#### Records to process

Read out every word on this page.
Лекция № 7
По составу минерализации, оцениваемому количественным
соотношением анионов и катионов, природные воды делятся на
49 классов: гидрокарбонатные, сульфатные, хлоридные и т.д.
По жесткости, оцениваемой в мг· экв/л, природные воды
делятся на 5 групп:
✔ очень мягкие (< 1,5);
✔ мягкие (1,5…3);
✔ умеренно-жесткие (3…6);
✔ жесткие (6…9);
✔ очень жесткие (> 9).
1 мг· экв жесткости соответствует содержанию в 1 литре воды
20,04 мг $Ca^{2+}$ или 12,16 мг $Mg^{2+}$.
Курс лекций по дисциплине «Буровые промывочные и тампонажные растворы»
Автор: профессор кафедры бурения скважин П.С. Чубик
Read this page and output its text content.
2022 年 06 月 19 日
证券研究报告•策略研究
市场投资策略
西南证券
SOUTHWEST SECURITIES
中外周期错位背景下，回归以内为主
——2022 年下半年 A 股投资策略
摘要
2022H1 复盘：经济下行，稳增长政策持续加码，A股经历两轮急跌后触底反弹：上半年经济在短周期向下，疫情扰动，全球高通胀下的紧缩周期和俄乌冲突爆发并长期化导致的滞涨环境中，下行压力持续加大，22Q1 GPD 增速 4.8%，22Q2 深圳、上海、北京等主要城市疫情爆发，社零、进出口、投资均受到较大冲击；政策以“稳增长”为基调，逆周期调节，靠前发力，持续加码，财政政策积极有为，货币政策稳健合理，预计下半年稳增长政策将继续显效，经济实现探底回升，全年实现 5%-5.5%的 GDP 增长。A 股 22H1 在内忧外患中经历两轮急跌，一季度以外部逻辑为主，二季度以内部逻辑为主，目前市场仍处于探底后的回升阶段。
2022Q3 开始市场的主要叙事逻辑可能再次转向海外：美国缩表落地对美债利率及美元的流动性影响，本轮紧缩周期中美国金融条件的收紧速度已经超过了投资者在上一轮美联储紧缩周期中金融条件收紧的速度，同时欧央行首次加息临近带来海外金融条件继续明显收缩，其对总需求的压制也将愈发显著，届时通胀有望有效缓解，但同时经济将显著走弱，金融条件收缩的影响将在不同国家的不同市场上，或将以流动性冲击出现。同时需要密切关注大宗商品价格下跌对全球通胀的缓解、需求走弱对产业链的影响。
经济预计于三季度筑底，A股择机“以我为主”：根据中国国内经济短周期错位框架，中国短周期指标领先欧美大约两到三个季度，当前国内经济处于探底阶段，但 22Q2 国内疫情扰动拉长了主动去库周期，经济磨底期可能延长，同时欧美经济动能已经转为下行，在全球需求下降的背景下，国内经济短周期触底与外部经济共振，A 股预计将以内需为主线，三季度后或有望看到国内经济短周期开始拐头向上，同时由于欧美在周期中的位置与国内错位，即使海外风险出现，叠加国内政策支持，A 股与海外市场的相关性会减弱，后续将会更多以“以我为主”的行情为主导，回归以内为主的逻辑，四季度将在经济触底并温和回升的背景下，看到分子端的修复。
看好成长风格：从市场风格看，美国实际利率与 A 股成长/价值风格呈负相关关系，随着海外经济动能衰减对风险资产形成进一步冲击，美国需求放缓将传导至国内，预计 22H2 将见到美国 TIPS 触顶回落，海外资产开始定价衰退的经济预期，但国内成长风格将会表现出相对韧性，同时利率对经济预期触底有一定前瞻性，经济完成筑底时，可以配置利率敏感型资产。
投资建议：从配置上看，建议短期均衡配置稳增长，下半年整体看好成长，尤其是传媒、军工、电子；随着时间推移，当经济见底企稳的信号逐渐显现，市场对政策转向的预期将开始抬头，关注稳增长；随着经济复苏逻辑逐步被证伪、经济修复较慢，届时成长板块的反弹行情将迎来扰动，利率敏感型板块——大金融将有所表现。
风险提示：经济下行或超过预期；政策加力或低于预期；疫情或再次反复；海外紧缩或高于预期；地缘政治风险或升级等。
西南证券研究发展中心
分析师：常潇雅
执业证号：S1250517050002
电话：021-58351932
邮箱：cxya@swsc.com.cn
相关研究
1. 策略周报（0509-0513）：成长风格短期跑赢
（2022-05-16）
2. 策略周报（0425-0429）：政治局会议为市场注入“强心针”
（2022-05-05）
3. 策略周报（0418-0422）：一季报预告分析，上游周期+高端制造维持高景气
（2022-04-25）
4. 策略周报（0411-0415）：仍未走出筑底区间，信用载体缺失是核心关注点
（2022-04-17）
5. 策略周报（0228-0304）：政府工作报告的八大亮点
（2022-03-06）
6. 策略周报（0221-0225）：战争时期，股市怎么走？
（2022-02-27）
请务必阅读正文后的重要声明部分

########

Exercise: Print the material once more, exactly.

Task solution:
Read out every word on this page.
Лекция № 7
По составу минерализации, оцениваемому количественным
соотношением анионов и катионов, природные воды делятся на
49 классов: гидрокарбонатные, сульфатные, хлоридные и т.д.
По жесткости, оцениваемой в мг· экв/л, природные воды
делятся на 5 групп:
✔ очень мягкие (< 1,5);
✔ мягкие (1,5…3);
✔ умеренно-жесткие (3…6);
✔ жесткие (6…9);
✔ очень жесткие (> 9).
1 мг· экв жесткости соответствует содержанию в 1 литре воды
20,04 мг $Ca^{2+}$ или 12,16 мг $Mg^{2+}$.
Курс лекций по дисциплине «Буровые промывочные и тампонажные растворы»
Автор: профессор кафедры бурения скважин П.С. Чубик
Read this page and output its text content.
2022 年 06 月 19 日
证券研究报告•策略研究
市场投资策略
西南证券
SOUTHWEST SECURITIES
中外周期错位背景下，回归以内为主
——2022 年下半年 A 股投资策略
摘要
2022H1 复盘：经济下行，稳增长政策持续加码，A股经历两轮急跌后触底反弹：上半年经济在短周期向下，疫情扰动，全球高通胀下的紧缩周期和俄乌冲突爆发并长期化导致的滞涨环境中，下行压力持续加大，22Q1 GPD 增速 4.8%，22Q2 深圳、上海、北京等主要城市疫情爆发，社零、进出口、投资均受到较大冲击；政策以“稳增长”为基调，逆周期调节，靠前发力，持续加码，财政政策积极有为，货币政策稳健合理，预计下半年稳增长政策将继续显效，经济实现探底回升，全年实现 5%-5.5%的 GDP 增长。A 股 22H1 在内忧外患中经历两轮急跌，一季度以外部逻辑为主，二季度以内部逻辑为主，目前市场仍处于探底后的回升阶段。
2022Q3 开始市场的主要叙事逻辑可能再次转向海外：美国缩表落地对美债利率及美元的流动性影响，本轮紧缩周期中美国金融条件的收紧速度已经超过了投资者在上一轮美联储紧缩周期中金融条件收紧的速度，同时欧央行首次加息临近带来海外金融条件继续明显收缩，其对总需求的压制也将愈发显著，届时通胀有望有效缓解，但同时经济将显著走弱，金融条件收缩的影响将在不同国家的不同市场上，或将以流动性冲击出现。同时需要密切关注大宗商品价格下跌对全球通胀的缓解、需求走弱对产业链的影响。
经济预计于三季度筑底，A股择机“以我为主”：根据中国国内经济短周期错位框架，中国短周期指标领先欧美大约两到三个季度，当前国内经济处于探底阶段，但 22Q2 国内疫情扰动拉长了主动去库周期，经济磨底期可能延长，同时欧美经济动能已经转为下行，在全球需求下降的背景下，国内经济短周期触底与外部经济共振，A 股预计将以内需为主线，三季度后或有望看到国内经济短周期开始拐头向上，同时由于欧美在周期中的位置与国内错位，即使海外风险出现，叠加国内政策支持，A 股与海外市场的相关性会减弱，后续将会更多以“以我为主”的行情为主导，回归以内为主的逻辑，四季度将在经济触底并温和回升的背景下，看到分子端的修复。
看好成长风格：从市场风格看，美国实际利率与 A 股成长/价值风格呈负相关关系，随着海外经济动能衰减对风险资产形成进一步冲击，美国需求放缓将传导至国内，预计 22H2 将见到美国 TIPS 触顶回落，海外资产开始定价衰退的经济预期，但国内成长风格将会表现出相对韧性，同时利率对经济预期触底有一定前瞻性，经济完成筑底时，可以配置利率敏感型资产。
投资建议：从配置上看，建议短期均衡配置稳增长，下半年整体看好成长，尤其是传媒、军工、电子；随着时间推移，当经济见底企稳的信号逐渐显现，市场对政策转向的预期将开始抬头，关注稳增长；随着经济复苏逻辑逐步被证伪、经济修复较慢，届时成长板块的反弹行情将迎来扰动，利率敏感型板块——大金融将有所表现。
风险提示：经济下行或超过预期；政策加力或低于预期；疫情或再次反复；海外紧缩或高于预期；地缘政治风险或升级等。
西南证券研究发展中心
分析师：常潇雅
执业证号：S1250517050002
电话：021-58351932
邮箱：cxya@swsc.com.cn
相关研究
1. 策略周报（0509-0513）：成长风格短期跑赢
（2022-05-16）
2. 策略周报（0425-0429）：政治局会议为市场注入“强心针”
（2022-05-05）
3. 策略周报（0418-0422）：一季报预告分析，上游周期+高端制造维持高景气
（2022-04-25）
4. 策略周报（0411-0415）：仍未走出筑底区间，信用载体缺失是核心关注点
（2022-04-17）
5. 策略周报（0228-0304）：政府工作报告的八大亮点
（2022-03-06）
6. 策略周报（0221-0225）：战争时期，股市怎么走？
（2022-02-27）
请务必阅读正文后的重要声明部分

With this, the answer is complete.